Briseis A. Kilfoy, MPH, Karen Suchanek Hudmon, DrPH, MS, Jerold R. Mande, MPH

Suggested citation: Kilfoy BA, Hudmon KS, Mande JR. Tobacco control in state comprehensive cancer control plans: opportunities for decreasing tobacco-related disease. Prev Chronic Dis [serial online] July 2007 [date cited]. Available from: http://www.cdc.gov/pcd/2007/
jul/06_0092.htm
.

PEER REVIEWED

Abstract

Introduction
Comprehensive cancer control plans published by state, tribal, and territorial health agencies present an excellent opportunity to help prevent tobacco-related and other cancers. In this analysis, we sought to estimate the extent to which tobacco control activities outlined in state comprehensive cancer control plans incorporated the tobacco control recommendations presented by the Centers for Disease Control and Prevention (CDC) in Best Practices for Comprehensive Tobacco Control Programs — August 1999 (Best Practices) and The Guide to Community Preventive Services: Tobacco Use Prevention and Control (The Guide).

◇ ◇ ◇ ◇ ◇

→ Apply what you read:
**A.** According to the abstract, which agencies publish comprehensive cancer control plans?
**B.** Say whether each statement agrees with the abstract, answering yes or no and quoting the words that decide it. (i) The analysis looked at how far state plans incorporated CDC tobacco control recommendations. (ii) Best Practices for Comprehensive Tobacco Control Programs is dated August 2001. (iii) The article is marked as peer reviewed.
**C.** Echo the abstract word for word, starting at "PEER REVIEWED" and ending at "Control (The Guide).".

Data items
◇ ◇ ◇ ◇ ◇

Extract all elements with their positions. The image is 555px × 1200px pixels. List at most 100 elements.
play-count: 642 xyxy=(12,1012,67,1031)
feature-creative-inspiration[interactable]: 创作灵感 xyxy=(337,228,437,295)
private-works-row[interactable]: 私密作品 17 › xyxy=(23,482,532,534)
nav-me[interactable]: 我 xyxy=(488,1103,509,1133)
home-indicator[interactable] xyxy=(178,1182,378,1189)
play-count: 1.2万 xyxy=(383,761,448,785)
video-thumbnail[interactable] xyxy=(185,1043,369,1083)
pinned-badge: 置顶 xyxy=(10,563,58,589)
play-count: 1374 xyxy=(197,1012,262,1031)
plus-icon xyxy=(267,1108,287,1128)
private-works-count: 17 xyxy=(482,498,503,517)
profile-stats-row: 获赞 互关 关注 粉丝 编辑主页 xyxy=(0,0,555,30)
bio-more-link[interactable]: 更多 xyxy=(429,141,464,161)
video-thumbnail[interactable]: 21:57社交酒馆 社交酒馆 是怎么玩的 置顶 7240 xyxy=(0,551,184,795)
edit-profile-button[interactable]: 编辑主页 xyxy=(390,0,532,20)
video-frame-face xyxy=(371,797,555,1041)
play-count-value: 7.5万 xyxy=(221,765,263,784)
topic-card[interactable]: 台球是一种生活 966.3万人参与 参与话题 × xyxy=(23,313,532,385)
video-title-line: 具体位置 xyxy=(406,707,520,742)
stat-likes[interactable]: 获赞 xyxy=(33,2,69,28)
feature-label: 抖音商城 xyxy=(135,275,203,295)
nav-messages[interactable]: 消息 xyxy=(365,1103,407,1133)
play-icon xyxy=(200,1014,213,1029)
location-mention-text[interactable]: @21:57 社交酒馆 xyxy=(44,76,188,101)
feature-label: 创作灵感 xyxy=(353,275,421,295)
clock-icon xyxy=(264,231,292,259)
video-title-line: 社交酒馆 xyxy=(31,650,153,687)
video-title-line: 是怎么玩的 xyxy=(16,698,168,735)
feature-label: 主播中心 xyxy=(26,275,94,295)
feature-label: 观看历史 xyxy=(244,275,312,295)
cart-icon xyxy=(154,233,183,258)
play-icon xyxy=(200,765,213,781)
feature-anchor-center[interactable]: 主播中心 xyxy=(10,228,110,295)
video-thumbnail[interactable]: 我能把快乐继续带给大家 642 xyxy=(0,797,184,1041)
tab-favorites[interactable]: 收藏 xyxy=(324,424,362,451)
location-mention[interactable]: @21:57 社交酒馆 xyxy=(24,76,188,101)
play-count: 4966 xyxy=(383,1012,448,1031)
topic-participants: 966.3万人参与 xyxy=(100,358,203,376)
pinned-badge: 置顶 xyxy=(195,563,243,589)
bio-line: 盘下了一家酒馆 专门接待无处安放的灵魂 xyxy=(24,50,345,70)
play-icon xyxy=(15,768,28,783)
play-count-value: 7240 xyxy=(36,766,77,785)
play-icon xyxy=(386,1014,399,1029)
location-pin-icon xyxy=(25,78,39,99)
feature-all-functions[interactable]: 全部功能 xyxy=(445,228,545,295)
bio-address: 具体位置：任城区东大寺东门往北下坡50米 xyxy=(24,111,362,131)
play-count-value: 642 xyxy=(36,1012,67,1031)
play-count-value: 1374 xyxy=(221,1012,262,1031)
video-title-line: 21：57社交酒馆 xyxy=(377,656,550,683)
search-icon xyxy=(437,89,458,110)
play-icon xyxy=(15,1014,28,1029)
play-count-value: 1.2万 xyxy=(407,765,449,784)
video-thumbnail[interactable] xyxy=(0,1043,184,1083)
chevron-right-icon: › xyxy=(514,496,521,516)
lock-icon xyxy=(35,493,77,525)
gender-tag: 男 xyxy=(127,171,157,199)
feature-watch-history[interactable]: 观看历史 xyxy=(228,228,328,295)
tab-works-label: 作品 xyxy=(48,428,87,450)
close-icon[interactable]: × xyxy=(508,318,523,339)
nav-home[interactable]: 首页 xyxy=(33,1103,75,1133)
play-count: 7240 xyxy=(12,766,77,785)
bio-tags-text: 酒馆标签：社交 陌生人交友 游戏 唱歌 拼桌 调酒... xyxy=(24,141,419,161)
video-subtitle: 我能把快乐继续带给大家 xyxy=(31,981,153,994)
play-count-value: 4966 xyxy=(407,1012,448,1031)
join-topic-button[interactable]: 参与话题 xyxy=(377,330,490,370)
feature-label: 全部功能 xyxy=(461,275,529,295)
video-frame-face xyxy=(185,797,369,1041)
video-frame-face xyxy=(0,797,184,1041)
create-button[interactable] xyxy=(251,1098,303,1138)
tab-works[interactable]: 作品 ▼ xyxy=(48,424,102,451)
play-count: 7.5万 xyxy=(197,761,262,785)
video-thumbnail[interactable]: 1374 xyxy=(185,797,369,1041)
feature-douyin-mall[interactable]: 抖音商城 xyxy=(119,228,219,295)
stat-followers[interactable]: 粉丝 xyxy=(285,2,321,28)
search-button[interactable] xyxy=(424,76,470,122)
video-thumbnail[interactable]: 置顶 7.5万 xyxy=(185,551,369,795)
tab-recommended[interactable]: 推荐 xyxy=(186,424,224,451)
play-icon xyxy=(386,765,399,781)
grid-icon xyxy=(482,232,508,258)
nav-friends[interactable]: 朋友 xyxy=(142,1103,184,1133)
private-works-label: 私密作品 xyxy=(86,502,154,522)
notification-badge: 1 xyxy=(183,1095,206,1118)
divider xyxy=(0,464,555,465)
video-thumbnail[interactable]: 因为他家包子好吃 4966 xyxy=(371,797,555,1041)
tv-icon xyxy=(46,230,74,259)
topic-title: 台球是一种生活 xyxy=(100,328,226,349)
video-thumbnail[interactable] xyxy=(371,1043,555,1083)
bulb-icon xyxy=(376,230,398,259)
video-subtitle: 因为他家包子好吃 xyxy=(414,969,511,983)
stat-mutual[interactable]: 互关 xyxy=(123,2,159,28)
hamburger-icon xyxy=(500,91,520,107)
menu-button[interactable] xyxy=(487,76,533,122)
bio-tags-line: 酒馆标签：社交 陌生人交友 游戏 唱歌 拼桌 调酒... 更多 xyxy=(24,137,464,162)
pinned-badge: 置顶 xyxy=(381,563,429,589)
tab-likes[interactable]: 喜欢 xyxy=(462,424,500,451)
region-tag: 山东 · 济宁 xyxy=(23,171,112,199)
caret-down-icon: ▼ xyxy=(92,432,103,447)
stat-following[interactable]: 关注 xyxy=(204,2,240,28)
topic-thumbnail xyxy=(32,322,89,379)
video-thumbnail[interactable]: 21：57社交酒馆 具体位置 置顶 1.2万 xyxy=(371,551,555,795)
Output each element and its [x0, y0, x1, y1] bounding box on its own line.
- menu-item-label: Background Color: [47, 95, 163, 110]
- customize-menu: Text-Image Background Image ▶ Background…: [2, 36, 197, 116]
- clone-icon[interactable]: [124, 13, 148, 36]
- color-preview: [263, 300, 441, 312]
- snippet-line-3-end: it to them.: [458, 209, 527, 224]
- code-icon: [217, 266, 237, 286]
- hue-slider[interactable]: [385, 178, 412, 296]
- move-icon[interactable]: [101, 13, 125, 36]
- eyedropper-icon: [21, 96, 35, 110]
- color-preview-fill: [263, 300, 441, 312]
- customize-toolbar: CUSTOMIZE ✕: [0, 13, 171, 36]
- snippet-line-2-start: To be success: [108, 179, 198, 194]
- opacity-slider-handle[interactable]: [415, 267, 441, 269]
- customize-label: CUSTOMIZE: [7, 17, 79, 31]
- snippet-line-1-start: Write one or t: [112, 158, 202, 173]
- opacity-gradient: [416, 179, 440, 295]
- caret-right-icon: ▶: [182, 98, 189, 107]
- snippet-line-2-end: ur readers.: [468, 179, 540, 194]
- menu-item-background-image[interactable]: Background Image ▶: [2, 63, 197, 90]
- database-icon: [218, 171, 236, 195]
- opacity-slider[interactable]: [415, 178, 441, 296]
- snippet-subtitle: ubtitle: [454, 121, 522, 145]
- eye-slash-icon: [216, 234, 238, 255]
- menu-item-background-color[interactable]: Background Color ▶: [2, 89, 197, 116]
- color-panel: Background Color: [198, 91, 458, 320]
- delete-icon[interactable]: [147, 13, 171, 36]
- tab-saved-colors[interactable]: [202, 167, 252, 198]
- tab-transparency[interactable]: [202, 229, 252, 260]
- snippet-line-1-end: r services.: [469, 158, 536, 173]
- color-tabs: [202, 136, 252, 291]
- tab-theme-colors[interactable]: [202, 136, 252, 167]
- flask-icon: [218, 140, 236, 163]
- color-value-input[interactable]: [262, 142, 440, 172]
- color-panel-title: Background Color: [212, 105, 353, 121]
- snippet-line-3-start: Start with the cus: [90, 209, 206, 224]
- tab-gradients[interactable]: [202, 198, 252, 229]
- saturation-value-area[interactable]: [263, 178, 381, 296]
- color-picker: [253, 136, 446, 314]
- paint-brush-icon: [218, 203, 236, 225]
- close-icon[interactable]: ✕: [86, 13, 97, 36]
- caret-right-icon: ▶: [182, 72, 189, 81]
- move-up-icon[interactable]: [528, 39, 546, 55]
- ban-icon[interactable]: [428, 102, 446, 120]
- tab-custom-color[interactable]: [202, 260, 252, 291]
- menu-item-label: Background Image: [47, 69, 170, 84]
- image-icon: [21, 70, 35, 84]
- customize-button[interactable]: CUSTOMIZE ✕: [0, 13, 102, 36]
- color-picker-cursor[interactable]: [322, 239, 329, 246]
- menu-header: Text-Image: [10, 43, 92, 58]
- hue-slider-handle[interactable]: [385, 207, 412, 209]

◇ ◇ ◇ ◇ ◇

→ Answers to each task:
**A.** State, tribal, and territorial health agencies.

**B.**
(i) Yes: "we sought to estimate the extent to which tobacco control activities outlined in state comprehensive cancer control plans incorporated the tobacco control recommendations presented by the Centers for Disease Control and Prevention (CDC)"
(ii) No: "Best Practices for Comprehensive Tobacco Control Programs — August 1999"
(iii) Yes: "PEER REVIEWED"

**C.**
PEER REVIEWED

Abstract

Introduction
Comprehensive cancer control plans published by state, tribal, and territorial health agencies present an excellent opportunity to help prevent tobacco-related and other cancers. In this analysis, we sought to estimate the extent to which tobacco control activities outlined in state comprehensive cancer control plans incorporated the tobacco control recommendations presented by the Centers for Disease Control and Prevention (CDC) in Best Practices for Comprehensive Tobacco Control Programs — August 1999 (Best Practices) and The Guide to Community Preventive Services: Tobacco Use Prevention and Control (The Guide).